> _STATED GOAL_
Where does the string "grid" appear? Copy every line of the entries below that holds it.

> _GIVEN RECORDS_
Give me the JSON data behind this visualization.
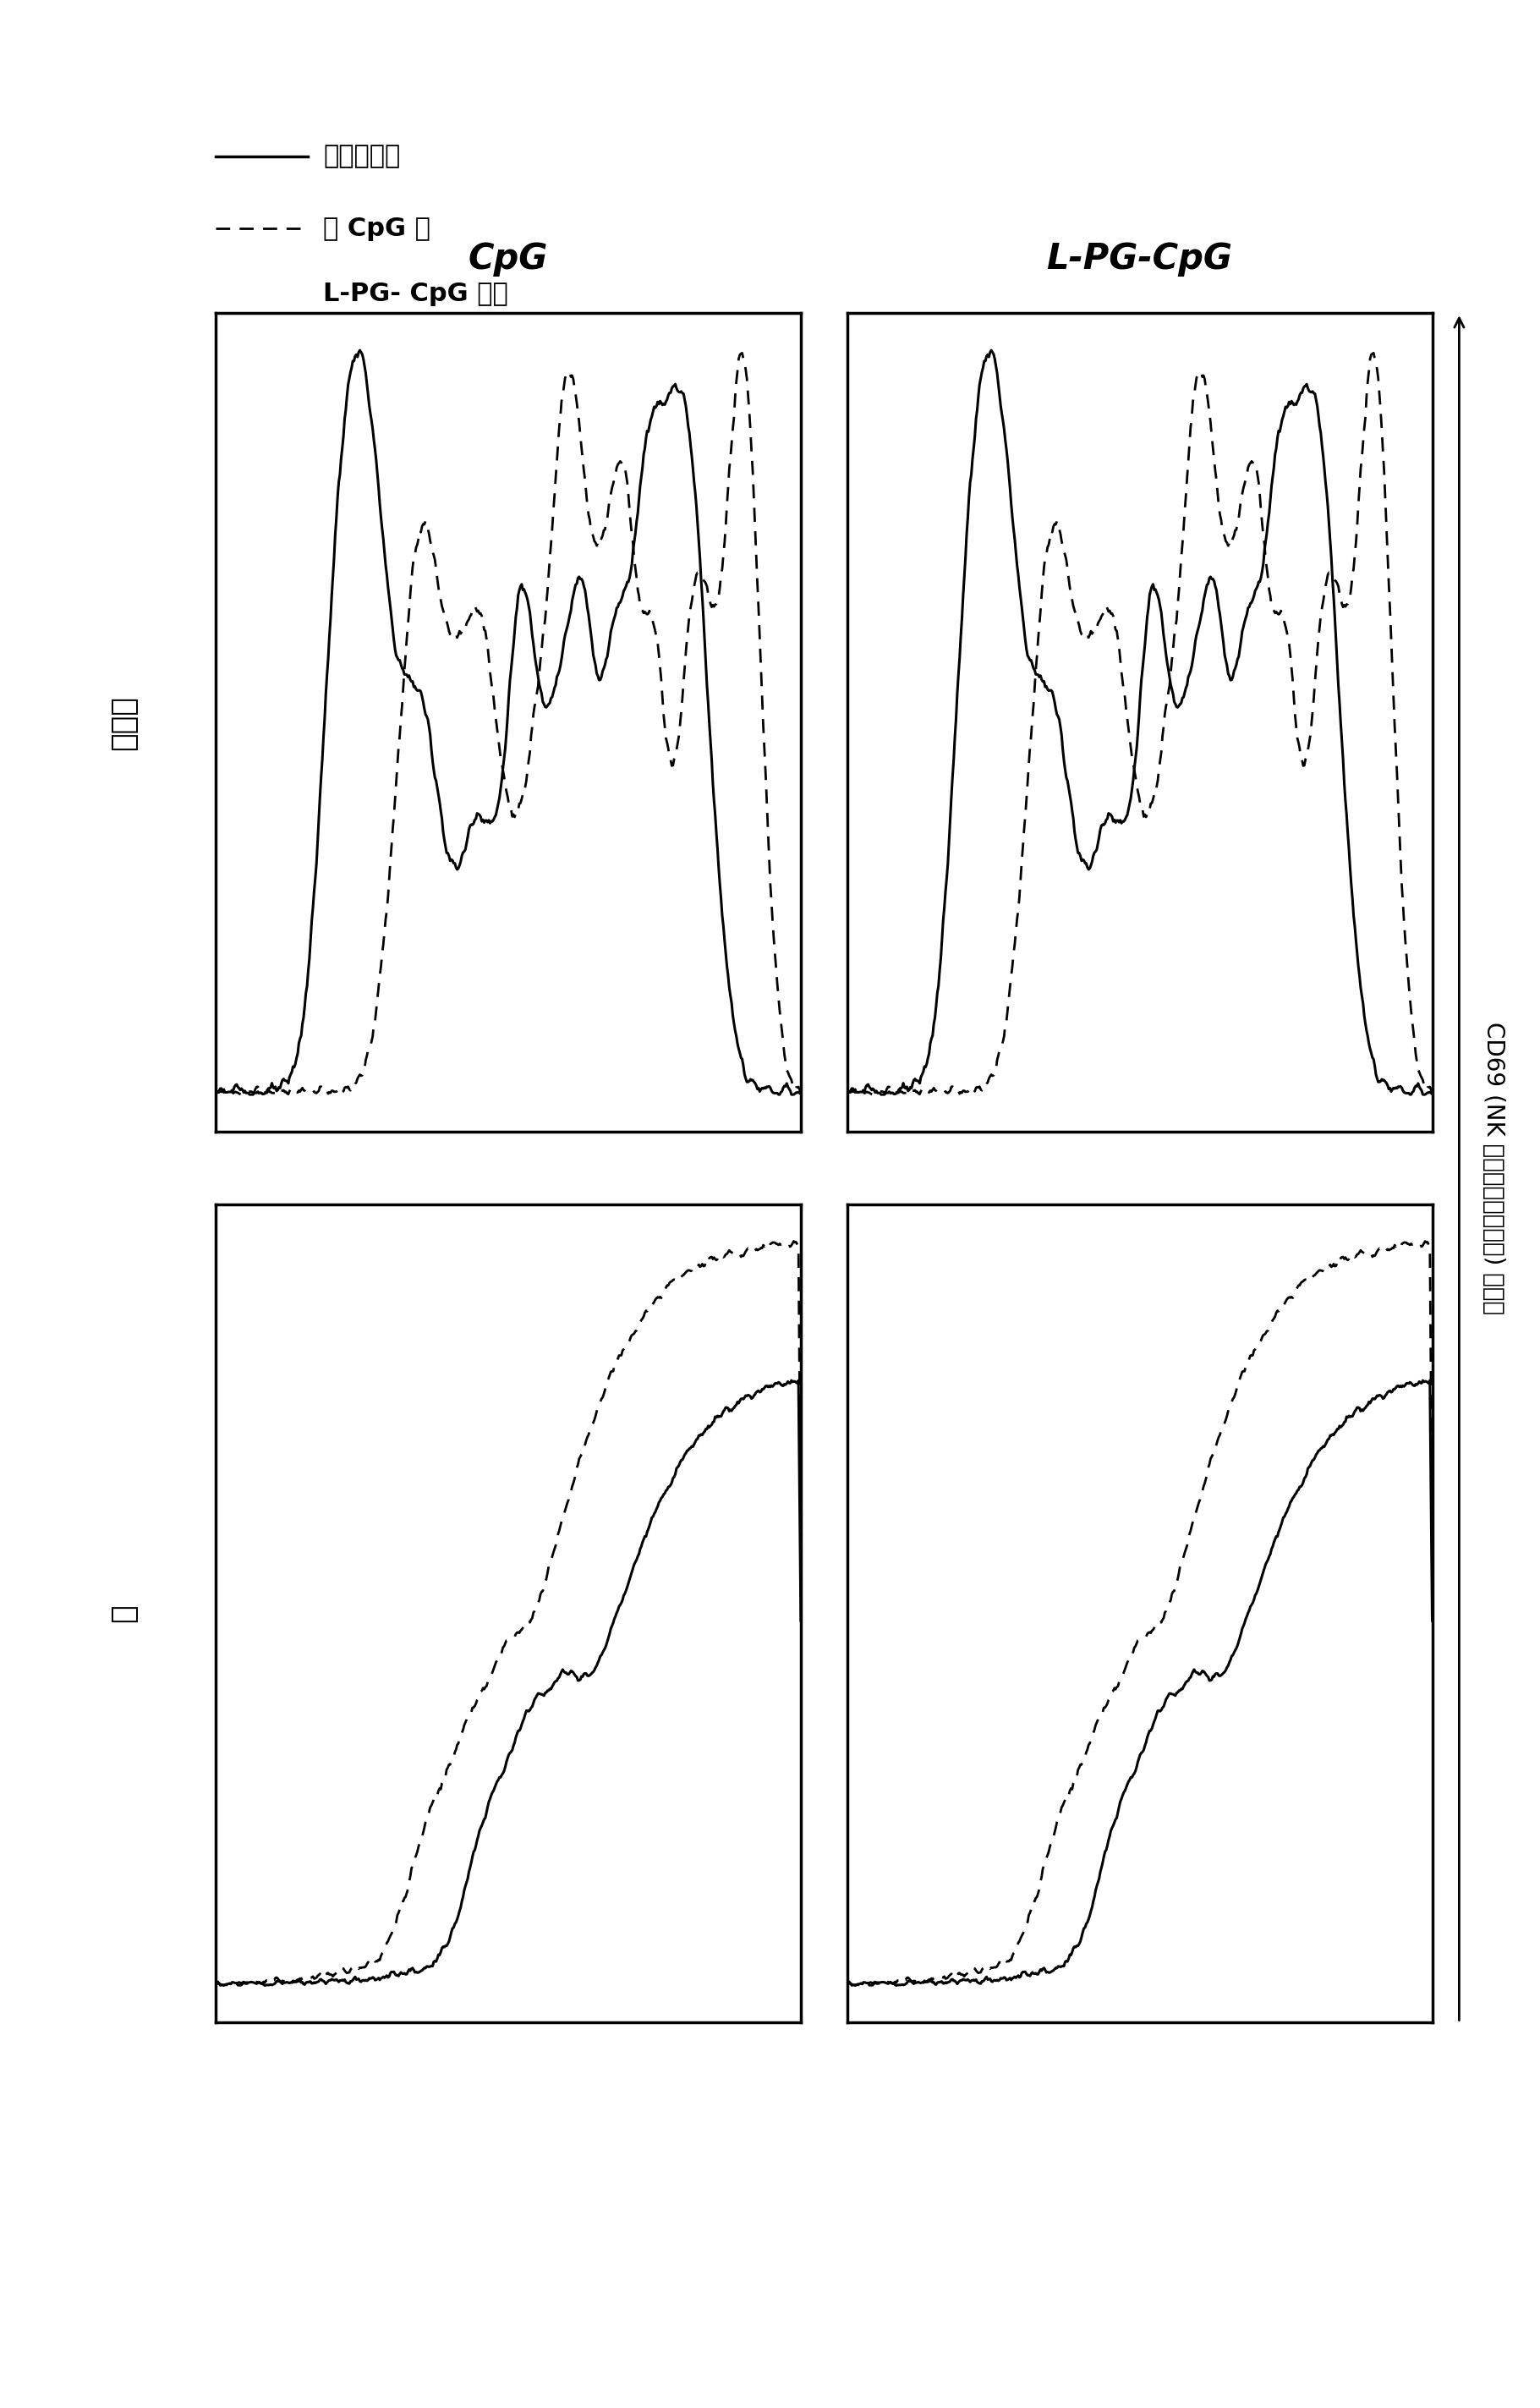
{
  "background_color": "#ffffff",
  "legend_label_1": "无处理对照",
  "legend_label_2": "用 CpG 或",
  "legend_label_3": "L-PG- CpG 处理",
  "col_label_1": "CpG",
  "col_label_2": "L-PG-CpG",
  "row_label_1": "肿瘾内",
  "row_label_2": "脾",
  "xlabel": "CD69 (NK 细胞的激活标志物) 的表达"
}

...

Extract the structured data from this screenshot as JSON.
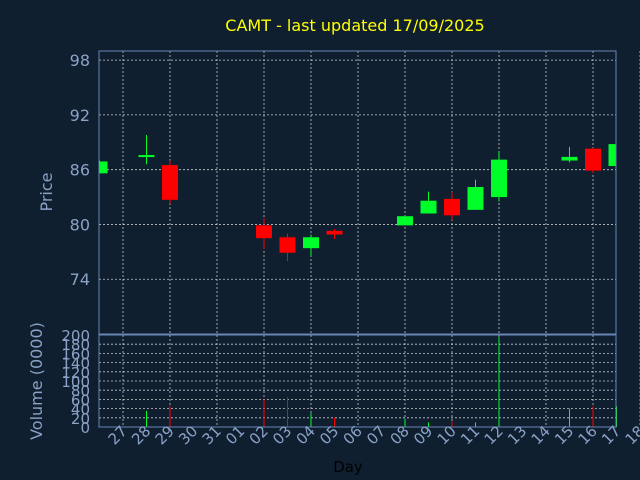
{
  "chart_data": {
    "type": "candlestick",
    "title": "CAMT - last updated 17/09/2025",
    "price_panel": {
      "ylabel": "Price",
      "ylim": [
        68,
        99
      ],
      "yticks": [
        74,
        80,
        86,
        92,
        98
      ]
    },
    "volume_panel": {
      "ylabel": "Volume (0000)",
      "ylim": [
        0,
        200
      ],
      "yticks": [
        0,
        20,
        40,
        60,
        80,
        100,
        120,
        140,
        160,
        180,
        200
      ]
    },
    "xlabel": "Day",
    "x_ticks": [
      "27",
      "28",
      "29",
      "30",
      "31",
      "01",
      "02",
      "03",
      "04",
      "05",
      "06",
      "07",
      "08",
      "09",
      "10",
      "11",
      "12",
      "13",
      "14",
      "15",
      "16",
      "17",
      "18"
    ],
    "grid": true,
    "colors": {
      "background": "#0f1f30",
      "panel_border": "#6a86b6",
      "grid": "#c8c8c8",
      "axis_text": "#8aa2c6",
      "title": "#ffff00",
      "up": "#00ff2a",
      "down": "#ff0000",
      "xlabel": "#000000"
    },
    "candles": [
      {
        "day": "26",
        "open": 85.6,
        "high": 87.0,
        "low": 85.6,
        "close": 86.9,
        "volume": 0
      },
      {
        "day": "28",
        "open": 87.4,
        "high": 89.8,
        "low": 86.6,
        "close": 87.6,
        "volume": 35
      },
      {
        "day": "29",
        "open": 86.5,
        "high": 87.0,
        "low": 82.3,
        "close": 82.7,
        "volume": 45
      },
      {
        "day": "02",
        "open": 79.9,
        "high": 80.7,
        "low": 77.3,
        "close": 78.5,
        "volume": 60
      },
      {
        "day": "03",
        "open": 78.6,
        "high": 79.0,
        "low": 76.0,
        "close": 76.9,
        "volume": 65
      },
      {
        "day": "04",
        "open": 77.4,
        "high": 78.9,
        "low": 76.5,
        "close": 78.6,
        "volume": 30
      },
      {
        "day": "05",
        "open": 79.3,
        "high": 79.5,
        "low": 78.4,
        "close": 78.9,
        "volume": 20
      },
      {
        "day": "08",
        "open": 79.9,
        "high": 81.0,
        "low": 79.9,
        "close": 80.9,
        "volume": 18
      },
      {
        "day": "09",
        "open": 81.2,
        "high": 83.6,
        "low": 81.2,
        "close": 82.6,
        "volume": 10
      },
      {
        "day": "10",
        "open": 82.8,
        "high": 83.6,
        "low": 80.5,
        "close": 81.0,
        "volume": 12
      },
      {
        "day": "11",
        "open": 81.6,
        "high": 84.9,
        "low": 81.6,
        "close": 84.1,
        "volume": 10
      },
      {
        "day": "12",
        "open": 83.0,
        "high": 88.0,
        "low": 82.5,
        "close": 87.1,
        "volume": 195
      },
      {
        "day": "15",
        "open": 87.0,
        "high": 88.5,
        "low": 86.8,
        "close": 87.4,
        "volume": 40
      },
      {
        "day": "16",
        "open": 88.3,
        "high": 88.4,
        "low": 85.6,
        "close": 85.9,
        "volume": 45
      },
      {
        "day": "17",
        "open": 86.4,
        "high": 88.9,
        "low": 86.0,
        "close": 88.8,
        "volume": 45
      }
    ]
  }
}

* * *

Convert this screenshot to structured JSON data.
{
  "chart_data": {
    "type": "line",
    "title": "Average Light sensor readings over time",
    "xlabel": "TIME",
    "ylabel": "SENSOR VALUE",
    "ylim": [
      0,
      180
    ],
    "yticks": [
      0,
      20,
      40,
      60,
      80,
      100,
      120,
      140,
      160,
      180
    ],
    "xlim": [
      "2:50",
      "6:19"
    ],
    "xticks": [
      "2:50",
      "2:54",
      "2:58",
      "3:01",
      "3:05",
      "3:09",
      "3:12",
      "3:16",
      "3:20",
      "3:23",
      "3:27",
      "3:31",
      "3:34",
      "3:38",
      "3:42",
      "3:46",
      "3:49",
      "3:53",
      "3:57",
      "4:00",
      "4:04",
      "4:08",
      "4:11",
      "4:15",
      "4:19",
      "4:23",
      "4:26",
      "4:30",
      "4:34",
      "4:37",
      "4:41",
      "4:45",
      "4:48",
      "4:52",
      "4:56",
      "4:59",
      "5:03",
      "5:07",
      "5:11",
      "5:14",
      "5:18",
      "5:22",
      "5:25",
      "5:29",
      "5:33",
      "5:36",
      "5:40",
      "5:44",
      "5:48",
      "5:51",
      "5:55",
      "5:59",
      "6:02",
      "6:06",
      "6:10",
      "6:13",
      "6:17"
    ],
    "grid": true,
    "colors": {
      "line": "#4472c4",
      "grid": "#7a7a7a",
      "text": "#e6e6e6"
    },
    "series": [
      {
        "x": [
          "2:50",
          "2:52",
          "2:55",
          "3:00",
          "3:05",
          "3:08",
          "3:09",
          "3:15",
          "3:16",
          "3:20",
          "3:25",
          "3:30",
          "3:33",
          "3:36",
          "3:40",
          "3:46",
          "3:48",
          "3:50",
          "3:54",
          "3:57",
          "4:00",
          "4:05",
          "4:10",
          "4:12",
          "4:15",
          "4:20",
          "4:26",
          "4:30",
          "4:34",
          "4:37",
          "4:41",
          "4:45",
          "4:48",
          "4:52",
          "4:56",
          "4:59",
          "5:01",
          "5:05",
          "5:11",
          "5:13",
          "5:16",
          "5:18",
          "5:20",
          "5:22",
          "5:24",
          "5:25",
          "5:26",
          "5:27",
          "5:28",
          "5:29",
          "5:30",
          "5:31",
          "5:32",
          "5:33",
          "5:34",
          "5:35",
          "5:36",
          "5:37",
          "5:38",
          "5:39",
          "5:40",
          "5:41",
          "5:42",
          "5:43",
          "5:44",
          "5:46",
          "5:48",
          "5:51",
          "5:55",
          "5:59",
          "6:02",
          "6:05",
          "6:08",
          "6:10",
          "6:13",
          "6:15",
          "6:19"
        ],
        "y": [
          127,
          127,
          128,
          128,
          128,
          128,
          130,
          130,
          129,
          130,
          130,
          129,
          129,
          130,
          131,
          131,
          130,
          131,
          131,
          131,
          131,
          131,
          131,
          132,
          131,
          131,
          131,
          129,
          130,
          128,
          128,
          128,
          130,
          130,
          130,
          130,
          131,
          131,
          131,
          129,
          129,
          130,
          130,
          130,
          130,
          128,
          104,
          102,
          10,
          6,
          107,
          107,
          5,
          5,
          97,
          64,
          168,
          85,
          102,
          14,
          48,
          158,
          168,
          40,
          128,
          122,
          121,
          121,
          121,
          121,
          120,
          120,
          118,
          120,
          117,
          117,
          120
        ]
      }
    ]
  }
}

> _PROBLEM SOLUTION_
    "grid": true,
      "grid": "#c8c8c8",
    "grid": true,
      "grid": "#7a7a7a",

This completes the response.